What is being asked: Reply with one number: the count of lines in the listing that contain the string "Віртуальна".

Stored data entries:
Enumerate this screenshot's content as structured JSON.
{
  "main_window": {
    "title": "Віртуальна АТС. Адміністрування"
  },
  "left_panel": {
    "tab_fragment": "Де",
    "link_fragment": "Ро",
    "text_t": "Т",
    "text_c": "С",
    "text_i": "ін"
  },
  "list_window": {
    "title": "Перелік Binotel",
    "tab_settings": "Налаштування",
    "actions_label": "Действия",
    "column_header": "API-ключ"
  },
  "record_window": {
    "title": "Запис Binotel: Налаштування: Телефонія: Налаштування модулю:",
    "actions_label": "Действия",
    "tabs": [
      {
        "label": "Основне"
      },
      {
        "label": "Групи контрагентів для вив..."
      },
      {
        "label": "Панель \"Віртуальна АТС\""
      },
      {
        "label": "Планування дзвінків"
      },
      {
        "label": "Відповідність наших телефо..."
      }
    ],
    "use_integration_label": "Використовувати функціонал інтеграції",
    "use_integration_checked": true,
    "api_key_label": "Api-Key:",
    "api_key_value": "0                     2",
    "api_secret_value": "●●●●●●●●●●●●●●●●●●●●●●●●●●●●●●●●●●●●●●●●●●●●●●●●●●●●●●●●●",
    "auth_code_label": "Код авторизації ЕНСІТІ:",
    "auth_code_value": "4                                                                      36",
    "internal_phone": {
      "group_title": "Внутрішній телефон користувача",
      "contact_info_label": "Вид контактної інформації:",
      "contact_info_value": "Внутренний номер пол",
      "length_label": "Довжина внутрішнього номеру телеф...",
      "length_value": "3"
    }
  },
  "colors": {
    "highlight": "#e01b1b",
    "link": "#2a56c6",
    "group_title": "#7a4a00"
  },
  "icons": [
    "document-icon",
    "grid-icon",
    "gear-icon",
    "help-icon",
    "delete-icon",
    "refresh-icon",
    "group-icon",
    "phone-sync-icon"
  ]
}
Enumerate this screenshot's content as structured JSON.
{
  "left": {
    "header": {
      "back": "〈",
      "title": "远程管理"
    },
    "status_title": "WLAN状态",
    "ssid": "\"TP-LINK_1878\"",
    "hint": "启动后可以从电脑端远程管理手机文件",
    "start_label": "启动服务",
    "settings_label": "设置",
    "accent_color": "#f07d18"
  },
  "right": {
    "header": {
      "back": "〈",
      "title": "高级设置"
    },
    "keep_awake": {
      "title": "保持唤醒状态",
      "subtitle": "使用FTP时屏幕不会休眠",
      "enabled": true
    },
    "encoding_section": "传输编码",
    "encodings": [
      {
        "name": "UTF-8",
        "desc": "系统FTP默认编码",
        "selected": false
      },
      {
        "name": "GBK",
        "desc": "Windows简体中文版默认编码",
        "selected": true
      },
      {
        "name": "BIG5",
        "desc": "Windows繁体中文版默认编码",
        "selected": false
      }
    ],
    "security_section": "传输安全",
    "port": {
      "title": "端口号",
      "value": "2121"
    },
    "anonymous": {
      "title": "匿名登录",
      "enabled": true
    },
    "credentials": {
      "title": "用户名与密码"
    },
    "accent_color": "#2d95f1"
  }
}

* * *

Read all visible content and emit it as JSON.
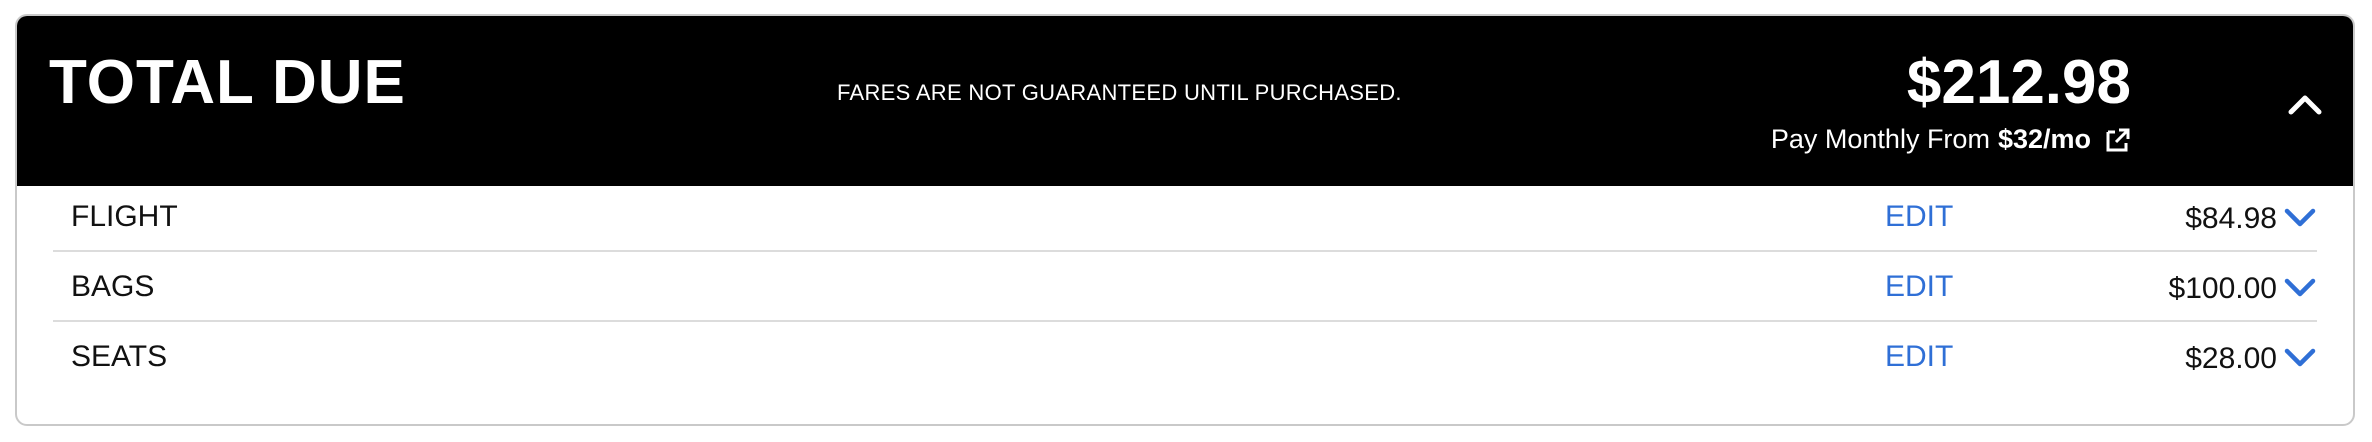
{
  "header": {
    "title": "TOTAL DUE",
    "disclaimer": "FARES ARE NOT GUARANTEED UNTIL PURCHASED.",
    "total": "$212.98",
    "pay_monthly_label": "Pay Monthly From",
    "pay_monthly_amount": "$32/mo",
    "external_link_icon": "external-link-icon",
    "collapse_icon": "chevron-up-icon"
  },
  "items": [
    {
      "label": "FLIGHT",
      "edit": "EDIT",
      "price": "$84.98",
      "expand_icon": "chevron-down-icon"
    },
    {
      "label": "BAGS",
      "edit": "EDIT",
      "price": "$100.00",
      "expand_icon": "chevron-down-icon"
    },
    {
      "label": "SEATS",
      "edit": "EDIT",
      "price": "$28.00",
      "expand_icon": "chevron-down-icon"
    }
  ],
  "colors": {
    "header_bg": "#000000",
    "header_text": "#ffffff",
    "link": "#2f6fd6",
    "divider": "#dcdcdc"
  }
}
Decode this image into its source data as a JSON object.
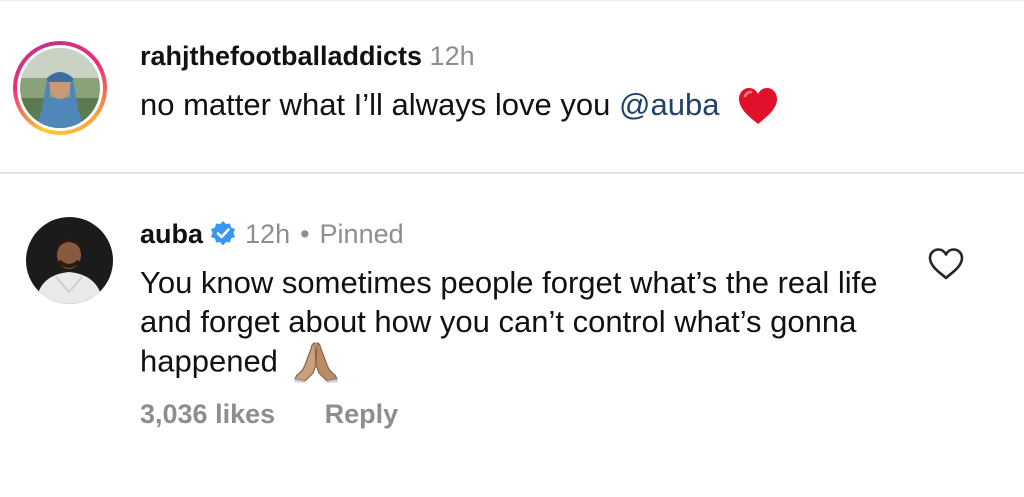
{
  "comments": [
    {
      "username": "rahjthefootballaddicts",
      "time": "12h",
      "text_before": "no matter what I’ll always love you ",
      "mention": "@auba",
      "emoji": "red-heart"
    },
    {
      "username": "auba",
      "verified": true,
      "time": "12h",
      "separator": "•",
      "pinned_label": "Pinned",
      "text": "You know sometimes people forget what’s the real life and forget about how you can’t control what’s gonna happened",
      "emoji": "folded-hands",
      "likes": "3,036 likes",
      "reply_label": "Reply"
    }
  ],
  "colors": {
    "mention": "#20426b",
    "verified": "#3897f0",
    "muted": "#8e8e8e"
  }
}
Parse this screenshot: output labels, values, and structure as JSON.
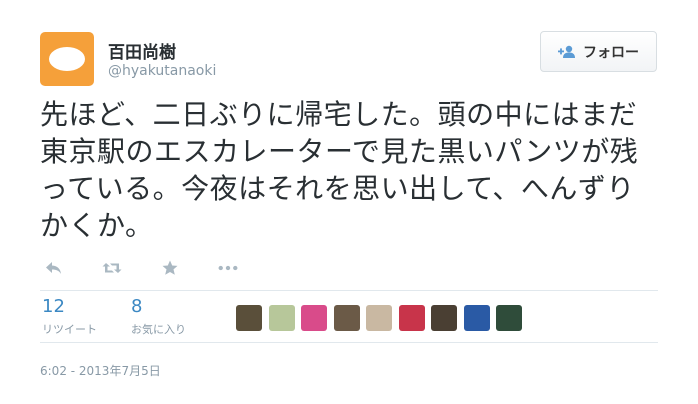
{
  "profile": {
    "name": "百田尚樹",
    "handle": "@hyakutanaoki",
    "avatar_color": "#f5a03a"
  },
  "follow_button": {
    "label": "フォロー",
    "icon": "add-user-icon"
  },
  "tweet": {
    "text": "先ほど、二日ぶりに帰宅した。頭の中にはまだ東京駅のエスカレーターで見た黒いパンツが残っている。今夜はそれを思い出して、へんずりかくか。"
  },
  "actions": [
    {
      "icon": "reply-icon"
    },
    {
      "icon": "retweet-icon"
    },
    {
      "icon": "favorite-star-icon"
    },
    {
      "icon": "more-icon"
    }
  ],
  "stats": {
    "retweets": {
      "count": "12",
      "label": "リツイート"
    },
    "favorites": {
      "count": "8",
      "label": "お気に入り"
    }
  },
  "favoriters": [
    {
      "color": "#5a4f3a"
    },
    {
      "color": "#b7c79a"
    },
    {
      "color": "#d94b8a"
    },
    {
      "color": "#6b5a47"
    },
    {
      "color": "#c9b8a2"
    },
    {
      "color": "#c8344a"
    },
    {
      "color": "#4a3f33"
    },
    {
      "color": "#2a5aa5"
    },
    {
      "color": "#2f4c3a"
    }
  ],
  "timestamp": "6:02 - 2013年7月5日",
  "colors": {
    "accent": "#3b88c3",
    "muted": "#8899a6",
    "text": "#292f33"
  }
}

--

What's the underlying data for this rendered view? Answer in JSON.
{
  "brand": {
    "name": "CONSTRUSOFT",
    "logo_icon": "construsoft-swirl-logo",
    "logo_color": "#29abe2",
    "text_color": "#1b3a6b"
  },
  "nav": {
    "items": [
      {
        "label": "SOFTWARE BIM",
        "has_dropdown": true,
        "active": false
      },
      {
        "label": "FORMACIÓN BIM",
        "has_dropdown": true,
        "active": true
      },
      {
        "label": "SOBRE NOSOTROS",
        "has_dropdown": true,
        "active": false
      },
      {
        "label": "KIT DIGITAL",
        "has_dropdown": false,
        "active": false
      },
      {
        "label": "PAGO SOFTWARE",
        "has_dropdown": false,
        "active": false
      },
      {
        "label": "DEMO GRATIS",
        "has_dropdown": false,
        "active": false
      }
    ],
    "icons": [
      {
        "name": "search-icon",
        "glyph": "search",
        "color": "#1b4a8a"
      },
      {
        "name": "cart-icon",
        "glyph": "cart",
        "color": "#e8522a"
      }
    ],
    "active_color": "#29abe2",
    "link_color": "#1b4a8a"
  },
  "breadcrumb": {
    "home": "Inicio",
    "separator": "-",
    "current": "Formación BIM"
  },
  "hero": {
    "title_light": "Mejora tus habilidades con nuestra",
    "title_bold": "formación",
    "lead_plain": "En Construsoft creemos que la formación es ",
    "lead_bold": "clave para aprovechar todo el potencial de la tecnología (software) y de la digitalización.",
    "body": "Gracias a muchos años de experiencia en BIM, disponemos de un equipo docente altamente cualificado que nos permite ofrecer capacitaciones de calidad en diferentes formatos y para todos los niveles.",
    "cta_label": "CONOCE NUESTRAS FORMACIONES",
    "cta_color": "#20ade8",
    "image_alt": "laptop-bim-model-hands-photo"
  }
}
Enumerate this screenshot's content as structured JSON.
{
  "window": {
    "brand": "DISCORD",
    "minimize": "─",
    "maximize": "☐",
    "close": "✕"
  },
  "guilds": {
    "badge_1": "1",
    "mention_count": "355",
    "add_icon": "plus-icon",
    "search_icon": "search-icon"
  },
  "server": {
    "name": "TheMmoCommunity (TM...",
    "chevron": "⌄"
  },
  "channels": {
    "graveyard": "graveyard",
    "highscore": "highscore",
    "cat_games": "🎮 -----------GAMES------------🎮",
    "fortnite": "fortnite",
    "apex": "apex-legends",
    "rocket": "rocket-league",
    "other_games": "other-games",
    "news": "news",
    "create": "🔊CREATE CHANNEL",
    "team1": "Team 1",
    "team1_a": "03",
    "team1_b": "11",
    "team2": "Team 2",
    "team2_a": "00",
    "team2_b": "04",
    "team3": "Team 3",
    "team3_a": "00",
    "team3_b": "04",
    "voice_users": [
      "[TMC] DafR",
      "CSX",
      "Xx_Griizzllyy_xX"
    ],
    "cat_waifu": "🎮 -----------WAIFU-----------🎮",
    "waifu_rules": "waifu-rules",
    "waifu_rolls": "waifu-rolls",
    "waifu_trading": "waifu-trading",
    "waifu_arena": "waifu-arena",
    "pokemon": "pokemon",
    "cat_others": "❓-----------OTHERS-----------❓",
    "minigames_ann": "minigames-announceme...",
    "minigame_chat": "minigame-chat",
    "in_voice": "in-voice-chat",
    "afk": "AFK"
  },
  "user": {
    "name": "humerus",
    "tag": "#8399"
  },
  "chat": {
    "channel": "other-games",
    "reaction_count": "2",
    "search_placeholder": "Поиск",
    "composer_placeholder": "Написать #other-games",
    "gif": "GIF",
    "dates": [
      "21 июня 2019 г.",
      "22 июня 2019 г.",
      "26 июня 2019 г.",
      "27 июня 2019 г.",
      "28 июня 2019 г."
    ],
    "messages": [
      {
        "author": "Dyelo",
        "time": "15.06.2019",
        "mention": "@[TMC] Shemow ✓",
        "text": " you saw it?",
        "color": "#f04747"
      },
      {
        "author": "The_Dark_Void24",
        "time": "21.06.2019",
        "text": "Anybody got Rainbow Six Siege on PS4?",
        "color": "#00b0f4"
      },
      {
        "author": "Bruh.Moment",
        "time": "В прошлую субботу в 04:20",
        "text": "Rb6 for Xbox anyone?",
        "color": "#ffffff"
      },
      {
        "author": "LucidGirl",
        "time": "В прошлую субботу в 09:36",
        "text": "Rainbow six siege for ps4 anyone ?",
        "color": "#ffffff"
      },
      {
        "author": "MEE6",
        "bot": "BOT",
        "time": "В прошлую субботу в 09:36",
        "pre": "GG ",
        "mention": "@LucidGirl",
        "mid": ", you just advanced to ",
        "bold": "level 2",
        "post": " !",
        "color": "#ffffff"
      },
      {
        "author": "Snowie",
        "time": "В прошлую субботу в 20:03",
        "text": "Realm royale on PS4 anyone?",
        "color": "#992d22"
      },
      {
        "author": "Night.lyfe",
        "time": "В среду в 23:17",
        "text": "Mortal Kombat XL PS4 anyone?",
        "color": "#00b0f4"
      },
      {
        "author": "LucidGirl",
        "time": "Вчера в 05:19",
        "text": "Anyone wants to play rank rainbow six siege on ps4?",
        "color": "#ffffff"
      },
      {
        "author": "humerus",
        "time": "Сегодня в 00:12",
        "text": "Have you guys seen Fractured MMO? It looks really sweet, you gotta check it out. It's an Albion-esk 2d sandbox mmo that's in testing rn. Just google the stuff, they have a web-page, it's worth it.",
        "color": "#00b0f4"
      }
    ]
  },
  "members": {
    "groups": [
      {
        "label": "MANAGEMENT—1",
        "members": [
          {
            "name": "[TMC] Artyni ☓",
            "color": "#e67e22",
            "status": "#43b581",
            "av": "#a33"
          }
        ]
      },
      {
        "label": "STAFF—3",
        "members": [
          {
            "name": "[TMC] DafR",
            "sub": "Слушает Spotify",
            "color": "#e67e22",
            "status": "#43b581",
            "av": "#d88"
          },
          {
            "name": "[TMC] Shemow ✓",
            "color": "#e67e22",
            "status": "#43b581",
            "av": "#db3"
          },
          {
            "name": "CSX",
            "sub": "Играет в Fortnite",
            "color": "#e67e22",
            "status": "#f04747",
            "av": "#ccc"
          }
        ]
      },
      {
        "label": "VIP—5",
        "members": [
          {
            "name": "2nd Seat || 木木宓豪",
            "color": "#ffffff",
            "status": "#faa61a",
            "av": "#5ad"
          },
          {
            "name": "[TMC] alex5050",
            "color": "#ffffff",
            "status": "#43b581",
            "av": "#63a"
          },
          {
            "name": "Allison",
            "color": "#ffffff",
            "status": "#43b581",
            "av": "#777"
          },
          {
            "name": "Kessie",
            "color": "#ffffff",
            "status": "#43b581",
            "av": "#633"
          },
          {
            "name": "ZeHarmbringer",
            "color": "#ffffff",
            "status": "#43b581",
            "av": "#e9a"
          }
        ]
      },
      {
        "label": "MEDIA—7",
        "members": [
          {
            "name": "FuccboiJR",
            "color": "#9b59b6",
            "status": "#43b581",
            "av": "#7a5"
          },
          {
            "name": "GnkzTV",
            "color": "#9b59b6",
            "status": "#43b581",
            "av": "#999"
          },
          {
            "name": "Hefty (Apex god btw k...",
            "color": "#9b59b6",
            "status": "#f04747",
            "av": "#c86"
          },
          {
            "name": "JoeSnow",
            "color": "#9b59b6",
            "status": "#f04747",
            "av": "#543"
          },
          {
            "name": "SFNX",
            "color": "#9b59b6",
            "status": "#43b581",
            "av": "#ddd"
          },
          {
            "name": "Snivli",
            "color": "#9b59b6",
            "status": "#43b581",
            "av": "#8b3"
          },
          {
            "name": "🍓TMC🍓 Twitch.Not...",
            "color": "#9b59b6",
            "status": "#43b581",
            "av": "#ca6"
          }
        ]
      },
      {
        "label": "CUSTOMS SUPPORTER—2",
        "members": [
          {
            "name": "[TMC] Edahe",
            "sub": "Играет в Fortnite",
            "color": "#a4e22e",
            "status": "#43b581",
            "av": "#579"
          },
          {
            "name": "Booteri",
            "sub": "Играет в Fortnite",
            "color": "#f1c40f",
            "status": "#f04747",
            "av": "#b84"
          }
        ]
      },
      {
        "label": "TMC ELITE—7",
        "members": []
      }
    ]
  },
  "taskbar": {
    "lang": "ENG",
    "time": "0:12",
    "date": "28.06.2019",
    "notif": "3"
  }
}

Full response: 2